*所给摘录*:
• 本例展示如何在alpha-mind中使用深度学习模型。

    • 为方便比较,使用的数据参数与机器学习模型示例一致。
    • 本例以Keras实现深度学习模型,故需要预装Keras。
  • 请在环境变量中设置DB_URI指向数据库


In [1]:
%matplotlib inline

import os
import datetime as dt
import numpy as np
import pandas as pd
from alphamind.api import *
from PyFin.api import *
from keras.models import Sequential
from keras.layers import Dense 
from alphamind.model.modelbase import create_model_base


Using TensorFlow backend.

使用Keras构建模型(以线性回归为例)

构建Keras的接口模型

  • alpha-mind中所有的模型算法都是通过底层接口模型实现的。在接口模型中都有统一的训练与预测方法,即fitpredict
  • 下面的代码就是创建一个接口类,使用Keras实现线性回归的算法。fitpredict 分别对应拟合与预测功能。

In [2]:
class LinearRegressionImpl(object):
    def __init__(self, **kwargs):
        self.learning_rate = kwargs.get('learning_rate', 0.01)

*任务目标 1*: 把所给摘录中从“Using TensorFlow backend.”到“self.learning_rate = kwargs.get('learning_rate', 0.01)”的这一段重写一遍,将其中的“线性回归”改成“逻辑回归”。
所给摘录与记录彼此没有关联。

*记录摘录*:
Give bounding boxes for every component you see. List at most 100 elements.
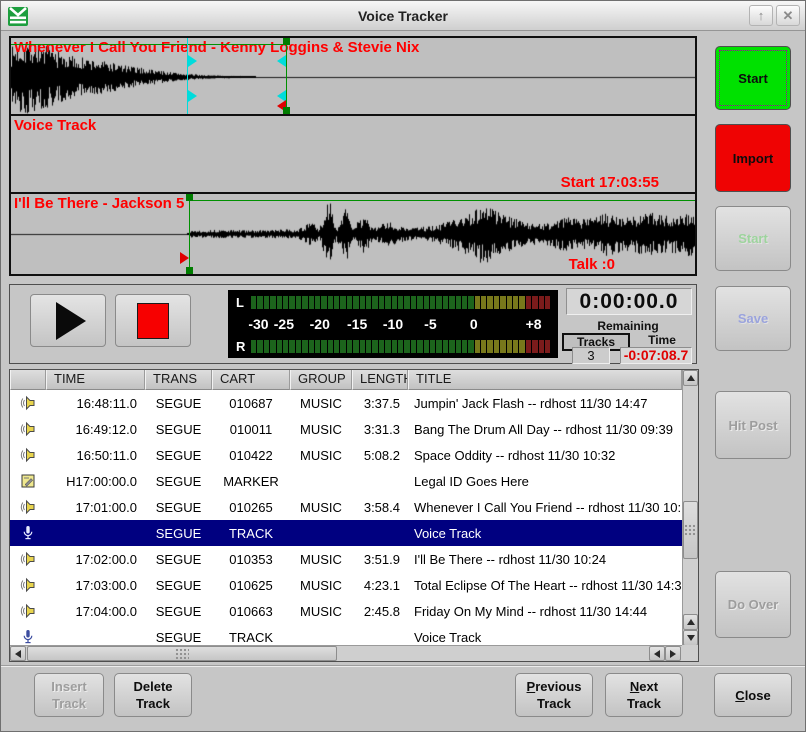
table-row[interactable]: 17:01:00.0 SEGUE 010265 MUSIC 3:58.4 Whe… xyxy=(10,494,682,520)
table-row[interactable]: SEGUE TRACK Voice Track xyxy=(10,624,682,647)
speaker-icon xyxy=(20,421,36,437)
row-length: 3:37.5 xyxy=(352,396,408,411)
row-time: 16:49:12.0 xyxy=(46,422,145,437)
marker-handle-square[interactable] xyxy=(186,267,193,274)
talk-marker-handle[interactable] xyxy=(188,90,197,102)
row-cart: TRACK xyxy=(212,526,290,541)
table-row[interactable]: 16:49:12.0 SEGUE 010011 MUSIC 3:31.3 Ban… xyxy=(10,416,682,442)
note-marker-icon xyxy=(20,473,36,489)
start-button[interactable]: Start xyxy=(715,46,791,110)
row-length: 4:23.1 xyxy=(352,578,408,593)
remaining-label: Remaining xyxy=(558,319,698,333)
table-row[interactable]: 17:04:00.0 SEGUE 010663 MUSIC 2:45.8 Fri… xyxy=(10,598,682,624)
row-group: MUSIC xyxy=(290,422,352,437)
row-trans: SEGUE xyxy=(145,604,212,619)
log-rows: 16:48:11.0 SEGUE 010687 MUSIC 3:37.5 Jum… xyxy=(10,390,682,647)
speaker-icon xyxy=(20,447,36,463)
column-header-time[interactable]: TIME xyxy=(46,370,145,390)
table-row[interactable]: SEGUE TRACK Voice Track xyxy=(10,520,682,546)
row-time: H17:00:00.0 xyxy=(46,474,145,489)
meter-left-label: L xyxy=(236,295,251,310)
track-waveform-voicetrack[interactable]: Voice Track Start 17:03:55 xyxy=(11,116,695,194)
horizontal-scroll-thumb[interactable] xyxy=(27,646,337,661)
row-time: 17:03:00.0 xyxy=(46,578,145,593)
marker-handle-square[interactable] xyxy=(186,194,193,201)
close-window-button[interactable]: ✕ xyxy=(776,5,800,26)
track-waveform-next[interactable]: I'll Be There - Jackson 5 Talk :0 xyxy=(11,194,695,274)
row-type-icon xyxy=(10,395,46,411)
row-title: Space Oddity -- rdhost 11/30 10:32 xyxy=(408,448,682,463)
speaker-icon xyxy=(20,395,36,411)
scroll-down-button[interactable] xyxy=(683,630,698,646)
previous-track-button[interactable]: PreviousTrack xyxy=(515,673,593,717)
close-button[interactable]: Close xyxy=(714,673,792,717)
row-title: Voice Track xyxy=(408,630,682,645)
column-header-title[interactable]: TITLE xyxy=(408,370,682,390)
vertical-scroll-thumb[interactable] xyxy=(683,501,698,559)
row-trans: SEGUE xyxy=(145,474,212,489)
marker-handle-square[interactable] xyxy=(283,38,290,45)
row-trans: SEGUE xyxy=(145,630,212,645)
row-time: 17:02:00.0 xyxy=(46,552,145,567)
fade-line xyxy=(11,44,286,45)
save-button: Save xyxy=(715,286,791,351)
row-trans: SEGUE xyxy=(145,422,212,437)
row-cart: TRACK xyxy=(212,630,290,645)
horizontal-scrollbar[interactable] xyxy=(10,645,682,661)
vertical-scrollbar[interactable] xyxy=(682,370,698,646)
stop-button[interactable] xyxy=(115,294,191,347)
table-row[interactable]: 17:03:00.0 SEGUE 010625 MUSIC 4:23.1 Tot… xyxy=(10,572,682,598)
delete-track-button[interactable]: DeleteTrack xyxy=(114,673,192,717)
log-table-header: TIMETRANSCARTGROUPLENGTHTITLE xyxy=(10,370,682,390)
do-over-button: Do Over xyxy=(715,571,791,638)
row-title: I'll Be There -- rdhost 11/30 10:24 xyxy=(408,552,682,567)
row-trans: SEGUE xyxy=(145,396,212,411)
vu-meter: L -30-25-20-15-10-50+8 R xyxy=(228,290,558,358)
shade-window-button[interactable]: ↑ xyxy=(749,5,773,26)
table-row[interactable]: 17:02:00.0 SEGUE 010353 MUSIC 3:51.9 I'l… xyxy=(10,546,682,572)
meter-scale-label: +8 xyxy=(526,316,542,332)
meter-right-label: R xyxy=(236,339,251,354)
start-button: Start xyxy=(715,206,791,271)
row-length: 3:51.9 xyxy=(352,552,408,567)
talk-marker-line[interactable] xyxy=(187,38,188,114)
table-row[interactable]: 16:48:11.0 SEGUE 010687 MUSIC 3:37.5 Jum… xyxy=(10,390,682,416)
play-icon xyxy=(56,302,86,340)
voice-tracker-window: Voice Tracker ↑ ✕ Whenever I Call You Fr… xyxy=(0,0,806,732)
row-title: Legal ID Goes Here xyxy=(408,474,682,489)
track-waveform-previous[interactable]: Whenever I Call You Friend - Kenny Loggi… xyxy=(11,38,695,116)
scroll-up-button[interactable] xyxy=(683,614,698,630)
remaining-tracks-value: 3 xyxy=(572,347,610,364)
scrollbar-corner xyxy=(682,645,698,661)
row-title: Total Eclipse Of The Heart -- rdhost 11/… xyxy=(408,578,682,593)
table-row[interactable]: 16:50:11.0 SEGUE 010422 MUSIC 5:08.2 Spa… xyxy=(10,442,682,468)
start-marker-line[interactable] xyxy=(189,194,190,274)
segue-marker-handle[interactable] xyxy=(277,55,286,67)
next-track-button[interactable]: NextTrack xyxy=(605,673,683,717)
column-header-icon[interactable] xyxy=(10,370,46,390)
table-row[interactable]: H17:00:00.0 SEGUE MARKER Legal ID Goes H… xyxy=(10,468,682,494)
row-title: Voice Track xyxy=(408,526,682,541)
import-button[interactable]: Import xyxy=(715,124,791,192)
row-trans: SEGUE xyxy=(145,526,212,541)
row-type-icon xyxy=(10,421,46,437)
track-title: I'll Be There - Jackson 5 xyxy=(14,195,184,212)
row-title: Whenever I Call You Friend -- rdhost 11/… xyxy=(408,500,682,515)
column-header-trans[interactable]: TRANS xyxy=(145,370,212,390)
track-title: Voice Track xyxy=(14,117,96,134)
row-trans: SEGUE xyxy=(145,578,212,593)
play-button[interactable] xyxy=(30,294,106,347)
column-header-length[interactable]: LENGTH xyxy=(352,370,408,390)
talk-marker-handle[interactable] xyxy=(188,55,197,67)
column-header-group[interactable]: GROUP xyxy=(290,370,352,390)
scroll-left-button[interactable] xyxy=(649,646,665,661)
column-header-cart[interactable]: CART xyxy=(212,370,290,390)
track-stack: Whenever I Call You Friend - Kenny Loggi… xyxy=(9,36,697,276)
start-marker-handle[interactable] xyxy=(180,252,189,264)
scroll-up-button[interactable] xyxy=(683,370,698,386)
titlebar: Voice Tracker ↑ ✕ xyxy=(1,1,805,31)
scroll-left-button[interactable] xyxy=(10,646,26,661)
scroll-right-button[interactable] xyxy=(665,646,681,661)
segue-marker-line[interactable] xyxy=(286,38,287,114)
marker-handle-square[interactable] xyxy=(283,107,290,114)
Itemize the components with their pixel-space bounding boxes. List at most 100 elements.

*任务目标 2*: 从记录中提取含有字符串“Jackson”的每一行,大小写须一致。

*结果 1*:
Using TensorFlow backend.

使用Keras构建模型(以逻辑回归为例)

构建Keras的接口模型

  • alpha-mind中所有的模型算法都是通过底层接口模型实现的。在接口模型中都有统一的训练与预测方法,即fitpredict
  • 下面的代码就是创建一个接口类,使用Keras实现逻辑回归的算法。fitpredict 分别对应拟合与预测功能。

In [2]:
class LinearRegressionImpl(object):
    def __init__(self, **kwargs):
        self.learning_rate = kwargs.get('learning_rate', 0.01)

*结果 2*:
track-waveform-next[interactable]: I'll Be There - Jackson 5 Talk :0 xyxy=(11,194,695,274)
track-title: I'll Be There - Jackson 5 xyxy=(14,195,184,212)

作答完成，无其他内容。